[Records from a collection]
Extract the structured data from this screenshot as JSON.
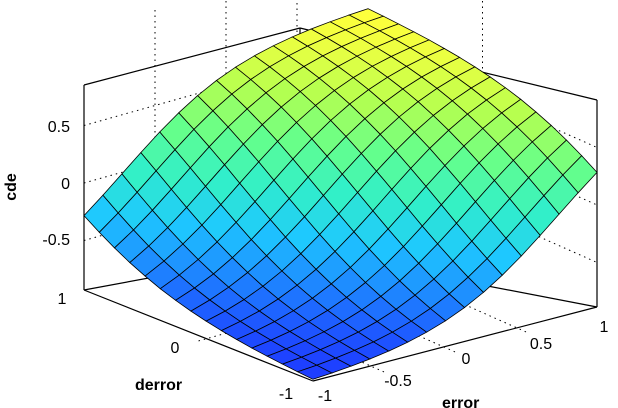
{
  "chart_data": {
    "type": "surface",
    "title": "",
    "xlabel": "error",
    "ylabel": "derror",
    "zlabel": "cde",
    "xlim": [
      -1,
      1
    ],
    "ylim": [
      -1,
      1
    ],
    "zlim": [
      -0.85,
      0.85
    ],
    "x_ticks": [
      "-1",
      "-0.5",
      "0",
      "0.5",
      "1"
    ],
    "y_ticks": [
      "-1",
      "0",
      "1"
    ],
    "z_ticks": [
      "-0.5",
      "0",
      "0.5"
    ],
    "x": [
      -1,
      -0.8667,
      -0.7333,
      -0.6,
      -0.4667,
      -0.3333,
      -0.2,
      -0.0667,
      0.0667,
      0.2,
      0.3333,
      0.4667,
      0.6,
      0.7333,
      0.8667,
      1
    ],
    "y": [
      -1,
      -0.8667,
      -0.7333,
      -0.6,
      -0.4667,
      -0.3333,
      -0.2,
      -0.0667,
      0.0667,
      0.2,
      0.3333,
      0.4667,
      0.6,
      0.7333,
      0.8667,
      1
    ],
    "z_model": "cde ≈ 0.82 * tanh(1.25*error + 0.9*derror) / tanh(2.15)",
    "z_range": [
      -0.82,
      0.82
    ],
    "colormap": [
      "#1e3cff",
      "#1e82ff",
      "#1ec8ff",
      "#32f0c8",
      "#64ff8c",
      "#b4ff50",
      "#ffff3c"
    ],
    "grid": true
  }
}
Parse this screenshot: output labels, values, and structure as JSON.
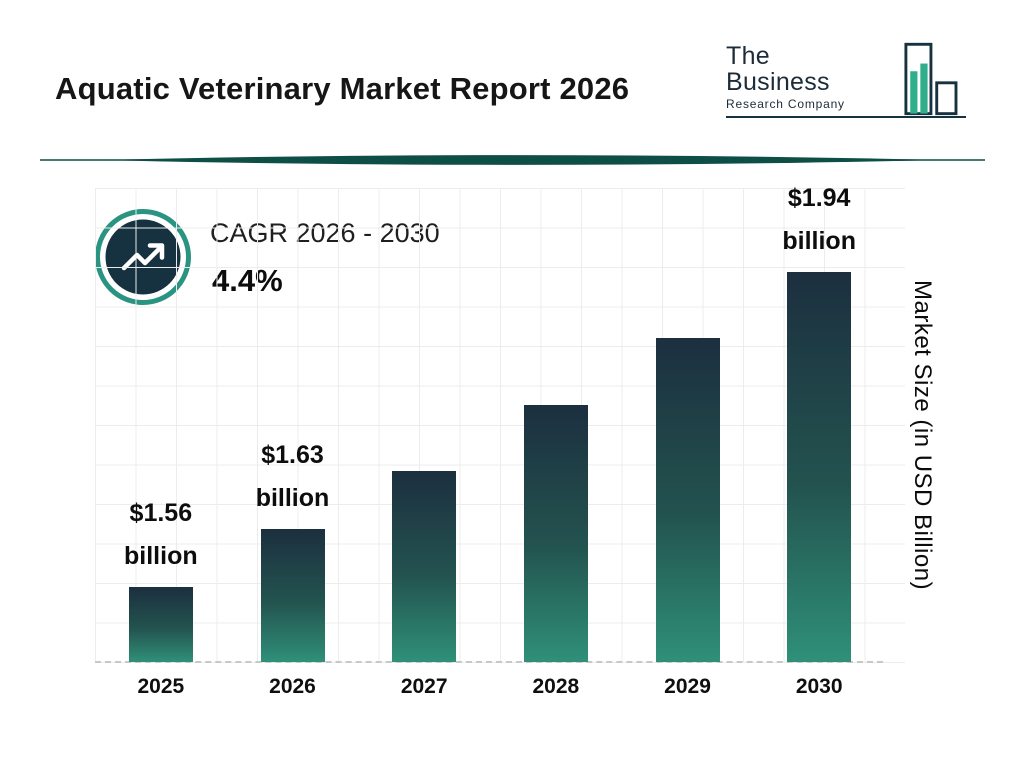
{
  "header": {
    "title": "Aquatic Veterinary Market Report 2026",
    "logo": {
      "line1": "The Business",
      "line2": "Research Company"
    }
  },
  "chart_data": {
    "type": "bar",
    "title": "Aquatic Veterinary Market Report 2026",
    "categories": [
      "2025",
      "2026",
      "2027",
      "2028",
      "2029",
      "2030"
    ],
    "values": [
      1.56,
      1.63,
      1.7,
      1.78,
      1.86,
      1.94
    ],
    "unit": "USD Billion",
    "bar_labels": [
      {
        "amount": "$1.56",
        "unit": "billion"
      },
      {
        "amount": "$1.63",
        "unit": "billion"
      },
      null,
      null,
      null,
      {
        "amount": "$1.94",
        "unit": "billion"
      }
    ],
    "xlabel": "",
    "ylabel": "Market Size (in USD Billion)",
    "cagr_label": "CAGR 2026 - 2030",
    "cagr_value": "4.4%",
    "grid": true,
    "legend": "none",
    "baseline_value": 1.47,
    "colors": {
      "bar_gradient_top": "#1c2f3f",
      "bar_gradient_bottom": "#2f9078",
      "accent_teal": "#2b9381",
      "dark_navy": "#16313f",
      "divider_teal": "#0d4f47",
      "grid_gray": "#ececec"
    }
  }
}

Task statement: Starting with the line that holds "Parse this screenshot: output", repeat exactly every line through the end of the material above, both ends included, without the pictures.

Answer to the exercise:
Parse this screenshot: output labels, values, and structure as JSON.
{
  "header": {
    "title": "Aquatic Veterinary Market Report 2026",
    "logo": {
      "line1": "The Business",
      "line2": "Research Company"
    }
  },
  "chart_data": {
    "type": "bar",
    "title": "Aquatic Veterinary Market Report 2026",
    "categories": [
      "2025",
      "2026",
      "2027",
      "2028",
      "2029",
      "2030"
    ],
    "values": [
      1.56,
      1.63,
      1.7,
      1.78,
      1.86,
      1.94
    ],
    "unit": "USD Billion",
    "bar_labels": [
      {
        "amount": "$1.56",
        "unit": "billion"
      },
      {
        "amount": "$1.63",
        "unit": "billion"
      },
      null,
      null,
      null,
      {
        "amount": "$1.94",
        "unit": "billion"
      }
    ],
    "xlabel": "",
    "ylabel": "Market Size (in USD Billion)",
    "cagr_label": "CAGR 2026 - 2030",
    "cagr_value": "4.4%",
    "grid": true,
    "legend": "none",
    "baseline_value": 1.47,
    "colors": {
      "bar_gradient_top": "#1c2f3f",
      "bar_gradient_bottom": "#2f9078",
      "accent_teal": "#2b9381",
      "dark_navy": "#16313f",
      "divider_teal": "#0d4f47",
      "grid_gray": "#ececec"
    }
  }
}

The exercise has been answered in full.